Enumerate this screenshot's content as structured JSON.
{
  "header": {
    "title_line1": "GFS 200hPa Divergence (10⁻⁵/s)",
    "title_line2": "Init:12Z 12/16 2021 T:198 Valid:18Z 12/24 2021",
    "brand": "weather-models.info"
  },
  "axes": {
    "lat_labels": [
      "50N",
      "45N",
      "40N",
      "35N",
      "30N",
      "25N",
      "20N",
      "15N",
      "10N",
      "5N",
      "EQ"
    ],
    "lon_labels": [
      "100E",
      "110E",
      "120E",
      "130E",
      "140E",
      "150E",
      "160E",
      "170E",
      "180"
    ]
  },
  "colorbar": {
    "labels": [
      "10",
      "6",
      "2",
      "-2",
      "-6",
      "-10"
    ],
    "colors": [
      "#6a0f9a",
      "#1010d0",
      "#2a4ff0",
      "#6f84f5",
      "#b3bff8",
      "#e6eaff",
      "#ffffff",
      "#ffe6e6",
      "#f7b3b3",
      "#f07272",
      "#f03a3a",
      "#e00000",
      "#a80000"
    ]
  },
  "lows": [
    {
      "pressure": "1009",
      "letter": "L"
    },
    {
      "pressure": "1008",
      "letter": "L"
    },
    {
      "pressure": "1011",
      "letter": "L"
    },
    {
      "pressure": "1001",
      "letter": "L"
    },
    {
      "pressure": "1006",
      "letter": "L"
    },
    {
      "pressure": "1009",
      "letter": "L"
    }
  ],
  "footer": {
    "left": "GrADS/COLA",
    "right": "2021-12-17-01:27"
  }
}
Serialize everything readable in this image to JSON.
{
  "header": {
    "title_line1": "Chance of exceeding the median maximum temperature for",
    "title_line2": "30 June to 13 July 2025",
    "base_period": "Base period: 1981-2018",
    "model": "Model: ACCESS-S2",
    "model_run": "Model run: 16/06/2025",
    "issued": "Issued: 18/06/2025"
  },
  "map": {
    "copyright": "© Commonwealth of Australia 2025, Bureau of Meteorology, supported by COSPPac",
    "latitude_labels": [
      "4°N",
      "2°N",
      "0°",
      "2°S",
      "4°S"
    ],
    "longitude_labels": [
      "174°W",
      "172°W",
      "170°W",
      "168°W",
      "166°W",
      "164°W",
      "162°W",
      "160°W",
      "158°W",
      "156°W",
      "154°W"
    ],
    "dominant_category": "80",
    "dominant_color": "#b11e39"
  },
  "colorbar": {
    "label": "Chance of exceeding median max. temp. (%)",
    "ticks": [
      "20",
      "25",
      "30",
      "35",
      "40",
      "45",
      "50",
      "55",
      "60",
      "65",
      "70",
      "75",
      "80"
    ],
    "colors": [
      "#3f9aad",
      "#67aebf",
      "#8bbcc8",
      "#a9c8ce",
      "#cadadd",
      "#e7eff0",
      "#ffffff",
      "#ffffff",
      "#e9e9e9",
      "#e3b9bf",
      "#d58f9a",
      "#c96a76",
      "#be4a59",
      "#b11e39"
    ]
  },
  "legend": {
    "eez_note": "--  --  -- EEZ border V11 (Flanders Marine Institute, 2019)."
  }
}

────────────────

EXERCISE
Every entry must be retyped in full, exactly as given.

RIGHT ANSWER
Enumerate this screenshot's content as structured JSON.
{
  "header": {
    "title_line1": "GFS 200hPa Divergence (10⁻⁵/s)",
    "title_line2": "Init:12Z 12/16 2021 T:198 Valid:18Z 12/24 2021",
    "brand": "weather-models.info"
  },
  "axes": {
    "lat_labels": [
      "50N",
      "45N",
      "40N",
      "35N",
      "30N",
      "25N",
      "20N",
      "15N",
      "10N",
      "5N",
      "EQ"
    ],
    "lon_labels": [
      "100E",
      "110E",
      "120E",
      "130E",
      "140E",
      "150E",
      "160E",
      "170E",
      "180"
    ]
  },
  "colorbar": {
    "labels": [
      "10",
      "6",
      "2",
      "-2",
      "-6",
      "-10"
    ],
    "colors": [
      "#6a0f9a",
      "#1010d0",
      "#2a4ff0",
      "#6f84f5",
      "#b3bff8",
      "#e6eaff",
      "#ffffff",
      "#ffe6e6",
      "#f7b3b3",
      "#f07272",
      "#f03a3a",
      "#e00000",
      "#a80000"
    ]
  },
  "lows": [
    {
      "pressure": "1009",
      "letter": "L"
    },
    {
      "pressure": "1008",
      "letter": "L"
    },
    {
      "pressure": "1011",
      "letter": "L"
    },
    {
      "pressure": "1001",
      "letter": "L"
    },
    {
      "pressure": "1006",
      "letter": "L"
    },
    {
      "pressure": "1009",
      "letter": "L"
    }
  ],
  "footer": {
    "left": "GrADS/COLA",
    "right": "2021-12-17-01:27"
  }
}
Serialize everything readable in this image to JSON.
{
  "header": {
    "title_line1": "Chance of exceeding the median maximum temperature for",
    "title_line2": "30 June to 13 July 2025",
    "base_period": "Base period: 1981-2018",
    "model": "Model: ACCESS-S2",
    "model_run": "Model run: 16/06/2025",
    "issued": "Issued: 18/06/2025"
  },
  "map": {
    "copyright": "© Commonwealth of Australia 2025, Bureau of Meteorology, supported by COSPPac",
    "latitude_labels": [
      "4°N",
      "2°N",
      "0°",
      "2°S",
      "4°S"
    ],
    "longitude_labels": [
      "174°W",
      "172°W",
      "170°W",
      "168°W",
      "166°W",
      "164°W",
      "162°W",
      "160°W",
      "158°W",
      "156°W",
      "154°W"
    ],
    "dominant_category": "80",
    "dominant_color": "#b11e39"
  },
  "colorbar": {
    "label": "Chance of exceeding median max. temp. (%)",
    "ticks": [
      "20",
      "25",
      "30",
      "35",
      "40",
      "45",
      "50",
      "55",
      "60",
      "65",
      "70",
      "75",
      "80"
    ],
    "colors": [
      "#3f9aad",
      "#67aebf",
      "#8bbcc8",
      "#a9c8ce",
      "#cadadd",
      "#e7eff0",
      "#ffffff",
      "#ffffff",
      "#e9e9e9",
      "#e3b9bf",
      "#d58f9a",
      "#c96a76",
      "#be4a59",
      "#b11e39"
    ]
  },
  "legend": {
    "eez_note": "--  --  -- EEZ border V11 (Flanders Marine Institute, 2019)."
  }
}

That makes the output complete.